+++ Material shown

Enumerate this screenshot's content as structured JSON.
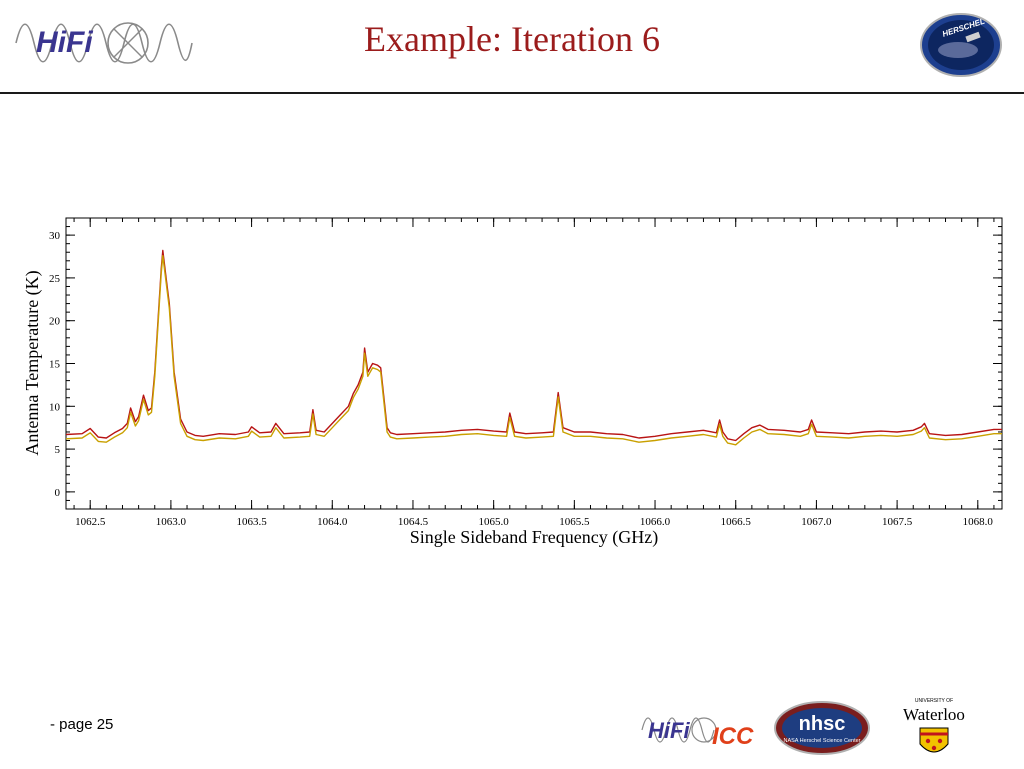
{
  "slide": {
    "title": "Example: Iteration 6",
    "page_label": "- page 25"
  },
  "logos": {
    "hifi": "HiFi",
    "herschel": "HERSCHEL",
    "icc": "ICC",
    "nhsc": "nhsc",
    "nhsc_sub": "NASA Herschel Science Center",
    "waterloo_small": "UNIVERSITY OF",
    "waterloo": "Waterloo"
  },
  "colors": {
    "title": "#9b1c1c",
    "series_red": "#b81414",
    "series_gold": "#c9a000"
  },
  "chart_data": {
    "type": "line",
    "xlabel": "Single Sideband Frequency (GHz)",
    "ylabel": "Antenna Temperature (K)",
    "xlim": [
      1062.35,
      1068.15
    ],
    "ylim": [
      -2,
      32
    ],
    "xticks": [
      1062.5,
      1063.0,
      1063.5,
      1064.0,
      1064.5,
      1065.0,
      1065.5,
      1066.0,
      1066.5,
      1067.0,
      1067.5,
      1068.0
    ],
    "xtick_labels": [
      "1062.5",
      "1063.0",
      "1063.5",
      "1064.0",
      "1064.5",
      "1065.0",
      "1065.5",
      "1066.0",
      "1066.5",
      "1067.0",
      "1067.5",
      "1068.0"
    ],
    "yticks": [
      0,
      5,
      10,
      15,
      20,
      25,
      30
    ],
    "ytick_labels": [
      "0",
      "5",
      "10",
      "15",
      "20",
      "25",
      "30"
    ],
    "grid": false,
    "series": [
      {
        "color": "#b81414",
        "x": [
          1062.35,
          1062.45,
          1062.5,
          1062.55,
          1062.6,
          1062.65,
          1062.7,
          1062.73,
          1062.75,
          1062.78,
          1062.8,
          1062.83,
          1062.86,
          1062.88,
          1062.9,
          1062.92,
          1062.94,
          1062.95,
          1062.97,
          1062.99,
          1063.02,
          1063.06,
          1063.1,
          1063.15,
          1063.2,
          1063.3,
          1063.4,
          1063.48,
          1063.5,
          1063.55,
          1063.62,
          1063.65,
          1063.7,
          1063.8,
          1063.86,
          1063.88,
          1063.9,
          1063.95,
          1064.0,
          1064.05,
          1064.1,
          1064.13,
          1064.16,
          1064.19,
          1064.2,
          1064.22,
          1064.25,
          1064.28,
          1064.3,
          1064.32,
          1064.34,
          1064.36,
          1064.4,
          1064.5,
          1064.6,
          1064.7,
          1064.8,
          1064.9,
          1065.0,
          1065.08,
          1065.1,
          1065.13,
          1065.2,
          1065.3,
          1065.37,
          1065.4,
          1065.43,
          1065.5,
          1065.6,
          1065.7,
          1065.8,
          1065.9,
          1066.0,
          1066.1,
          1066.2,
          1066.3,
          1066.38,
          1066.4,
          1066.42,
          1066.45,
          1066.5,
          1066.55,
          1066.6,
          1066.65,
          1066.7,
          1066.8,
          1066.9,
          1066.95,
          1066.97,
          1067.0,
          1067.1,
          1067.2,
          1067.3,
          1067.4,
          1067.5,
          1067.6,
          1067.65,
          1067.67,
          1067.7,
          1067.8,
          1067.9,
          1068.0,
          1068.1,
          1068.15
        ],
        "y": [
          6.7,
          6.8,
          7.4,
          6.4,
          6.3,
          6.9,
          7.4,
          8.0,
          9.8,
          8.2,
          8.8,
          11.3,
          9.5,
          9.8,
          14.0,
          20.0,
          26.0,
          28.2,
          25.0,
          22.0,
          14.0,
          8.5,
          7.0,
          6.6,
          6.5,
          6.8,
          6.7,
          7.0,
          7.6,
          6.9,
          7.0,
          8.0,
          6.8,
          6.9,
          7.0,
          9.6,
          7.2,
          7.0,
          8.0,
          9.0,
          10.0,
          11.5,
          12.5,
          14.0,
          16.8,
          14.0,
          15.0,
          14.8,
          14.5,
          11.0,
          7.5,
          6.9,
          6.7,
          6.8,
          6.9,
          7.0,
          7.2,
          7.3,
          7.1,
          7.0,
          9.2,
          7.0,
          6.8,
          6.9,
          7.0,
          11.6,
          7.5,
          7.0,
          7.0,
          6.8,
          6.7,
          6.3,
          6.5,
          6.8,
          7.0,
          7.2,
          6.9,
          8.4,
          7.0,
          6.2,
          6.0,
          6.8,
          7.5,
          7.8,
          7.3,
          7.2,
          7.0,
          7.3,
          8.4,
          7.0,
          6.9,
          6.8,
          7.0,
          7.1,
          7.0,
          7.2,
          7.6,
          8.0,
          6.8,
          6.6,
          6.7,
          7.0,
          7.3,
          7.3
        ]
      },
      {
        "color": "#c9a000",
        "x": [
          1062.35,
          1062.45,
          1062.5,
          1062.55,
          1062.6,
          1062.65,
          1062.7,
          1062.73,
          1062.75,
          1062.78,
          1062.8,
          1062.83,
          1062.86,
          1062.88,
          1062.9,
          1062.92,
          1062.94,
          1062.95,
          1062.97,
          1062.99,
          1063.02,
          1063.06,
          1063.1,
          1063.15,
          1063.2,
          1063.3,
          1063.4,
          1063.48,
          1063.5,
          1063.55,
          1063.62,
          1063.65,
          1063.7,
          1063.8,
          1063.86,
          1063.88,
          1063.9,
          1063.95,
          1064.0,
          1064.05,
          1064.1,
          1064.13,
          1064.16,
          1064.19,
          1064.2,
          1064.22,
          1064.25,
          1064.28,
          1064.3,
          1064.32,
          1064.34,
          1064.36,
          1064.4,
          1064.5,
          1064.6,
          1064.7,
          1064.8,
          1064.9,
          1065.0,
          1065.08,
          1065.1,
          1065.13,
          1065.2,
          1065.3,
          1065.37,
          1065.4,
          1065.43,
          1065.5,
          1065.6,
          1065.7,
          1065.8,
          1065.9,
          1066.0,
          1066.1,
          1066.2,
          1066.3,
          1066.38,
          1066.4,
          1066.42,
          1066.45,
          1066.5,
          1066.55,
          1066.6,
          1066.65,
          1066.7,
          1066.8,
          1066.9,
          1066.95,
          1066.97,
          1067.0,
          1067.1,
          1067.2,
          1067.3,
          1067.4,
          1067.5,
          1067.6,
          1067.65,
          1067.67,
          1067.7,
          1067.8,
          1067.9,
          1068.0,
          1068.1,
          1068.15
        ],
        "y": [
          6.2,
          6.3,
          6.9,
          5.9,
          5.8,
          6.4,
          6.9,
          7.5,
          9.3,
          7.7,
          8.3,
          10.8,
          9.0,
          9.3,
          13.5,
          19.5,
          25.5,
          27.6,
          24.5,
          21.5,
          13.5,
          8.0,
          6.5,
          6.1,
          6.0,
          6.3,
          6.2,
          6.5,
          7.1,
          6.4,
          6.5,
          7.5,
          6.3,
          6.4,
          6.5,
          9.1,
          6.7,
          6.5,
          7.5,
          8.5,
          9.5,
          11.0,
          12.0,
          13.5,
          16.2,
          13.5,
          14.5,
          14.3,
          14.0,
          10.5,
          7.0,
          6.4,
          6.2,
          6.3,
          6.4,
          6.5,
          6.7,
          6.8,
          6.6,
          6.5,
          8.7,
          6.5,
          6.3,
          6.4,
          6.5,
          11.1,
          7.0,
          6.5,
          6.5,
          6.3,
          6.2,
          5.8,
          6.0,
          6.3,
          6.5,
          6.7,
          6.4,
          7.9,
          6.5,
          5.7,
          5.5,
          6.3,
          7.0,
          7.3,
          6.8,
          6.7,
          6.5,
          6.8,
          7.9,
          6.5,
          6.4,
          6.3,
          6.5,
          6.6,
          6.5,
          6.7,
          7.1,
          7.5,
          6.3,
          6.1,
          6.2,
          6.5,
          6.8,
          6.8
        ]
      }
    ]
  }
}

++++++

- _The problem_
Within the data above, pick out all lines holding the word "title".

- _Written response_
    "title": "Example: Iteration 6",
    "title": "#9b1c1c",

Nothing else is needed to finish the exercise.